◆ Problem details: Give every line from the entries that contains "intro".

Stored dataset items

########################################

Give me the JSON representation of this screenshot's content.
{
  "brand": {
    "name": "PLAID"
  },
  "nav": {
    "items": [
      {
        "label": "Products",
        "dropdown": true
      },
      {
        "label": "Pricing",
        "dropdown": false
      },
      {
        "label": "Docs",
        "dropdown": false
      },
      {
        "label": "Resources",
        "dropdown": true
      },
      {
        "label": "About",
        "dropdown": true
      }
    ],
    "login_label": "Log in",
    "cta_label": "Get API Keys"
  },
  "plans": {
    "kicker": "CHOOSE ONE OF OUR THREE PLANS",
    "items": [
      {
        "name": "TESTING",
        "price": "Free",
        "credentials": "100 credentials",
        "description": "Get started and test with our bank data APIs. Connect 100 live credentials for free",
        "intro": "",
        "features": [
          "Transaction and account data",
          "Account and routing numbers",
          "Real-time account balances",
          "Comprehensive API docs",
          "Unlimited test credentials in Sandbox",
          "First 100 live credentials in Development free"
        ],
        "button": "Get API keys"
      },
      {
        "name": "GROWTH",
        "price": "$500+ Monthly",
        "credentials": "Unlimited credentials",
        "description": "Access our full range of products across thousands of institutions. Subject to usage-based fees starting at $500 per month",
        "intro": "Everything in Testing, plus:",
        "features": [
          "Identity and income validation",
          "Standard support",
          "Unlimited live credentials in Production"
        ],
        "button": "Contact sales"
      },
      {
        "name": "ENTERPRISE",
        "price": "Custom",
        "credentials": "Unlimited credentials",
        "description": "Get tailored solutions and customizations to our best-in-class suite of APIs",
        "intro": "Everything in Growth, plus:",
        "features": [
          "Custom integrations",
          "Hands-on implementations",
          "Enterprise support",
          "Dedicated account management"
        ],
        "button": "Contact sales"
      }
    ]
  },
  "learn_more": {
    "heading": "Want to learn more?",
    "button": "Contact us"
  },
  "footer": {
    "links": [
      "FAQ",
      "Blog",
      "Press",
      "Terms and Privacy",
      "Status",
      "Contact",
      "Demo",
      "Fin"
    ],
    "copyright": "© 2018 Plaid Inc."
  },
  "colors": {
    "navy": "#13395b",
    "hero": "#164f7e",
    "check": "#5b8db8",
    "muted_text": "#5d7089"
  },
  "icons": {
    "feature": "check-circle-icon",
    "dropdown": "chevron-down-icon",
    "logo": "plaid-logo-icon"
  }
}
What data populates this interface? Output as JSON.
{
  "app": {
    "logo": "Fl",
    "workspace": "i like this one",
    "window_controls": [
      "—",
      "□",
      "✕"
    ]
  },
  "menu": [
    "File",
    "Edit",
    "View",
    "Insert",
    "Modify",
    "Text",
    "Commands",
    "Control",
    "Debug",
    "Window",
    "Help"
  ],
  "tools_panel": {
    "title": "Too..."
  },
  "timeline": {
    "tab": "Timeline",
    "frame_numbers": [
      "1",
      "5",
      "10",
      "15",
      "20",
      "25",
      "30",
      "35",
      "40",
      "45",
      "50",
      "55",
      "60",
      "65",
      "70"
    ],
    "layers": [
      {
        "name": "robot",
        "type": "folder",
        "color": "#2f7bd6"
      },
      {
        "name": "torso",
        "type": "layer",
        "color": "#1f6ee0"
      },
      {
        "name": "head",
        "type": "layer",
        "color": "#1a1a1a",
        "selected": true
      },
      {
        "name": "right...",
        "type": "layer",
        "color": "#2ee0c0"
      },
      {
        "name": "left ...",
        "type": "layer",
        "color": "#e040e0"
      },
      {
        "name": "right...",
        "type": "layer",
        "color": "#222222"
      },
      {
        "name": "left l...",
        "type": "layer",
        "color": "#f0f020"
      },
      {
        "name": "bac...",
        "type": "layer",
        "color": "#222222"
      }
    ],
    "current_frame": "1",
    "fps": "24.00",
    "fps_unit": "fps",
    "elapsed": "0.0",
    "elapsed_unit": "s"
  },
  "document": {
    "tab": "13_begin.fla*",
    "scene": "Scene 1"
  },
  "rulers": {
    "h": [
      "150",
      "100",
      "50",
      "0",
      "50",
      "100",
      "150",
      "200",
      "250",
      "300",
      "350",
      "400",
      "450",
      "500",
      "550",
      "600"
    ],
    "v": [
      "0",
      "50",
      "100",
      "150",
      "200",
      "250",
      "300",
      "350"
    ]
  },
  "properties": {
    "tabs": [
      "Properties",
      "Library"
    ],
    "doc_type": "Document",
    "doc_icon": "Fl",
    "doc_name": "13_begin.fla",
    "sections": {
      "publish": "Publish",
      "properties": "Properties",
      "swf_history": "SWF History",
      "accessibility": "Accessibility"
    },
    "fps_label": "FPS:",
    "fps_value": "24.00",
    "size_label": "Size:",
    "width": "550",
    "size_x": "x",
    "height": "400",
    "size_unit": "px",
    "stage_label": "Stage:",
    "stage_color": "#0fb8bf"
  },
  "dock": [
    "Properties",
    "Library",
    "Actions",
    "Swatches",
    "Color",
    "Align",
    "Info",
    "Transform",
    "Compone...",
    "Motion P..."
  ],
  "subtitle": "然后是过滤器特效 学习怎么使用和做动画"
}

########################################

◆ Response to the exercise:
        "intro": "",
        "intro": "Everything in Testing, plus:",
        "intro": "Everything in Growth, plus:",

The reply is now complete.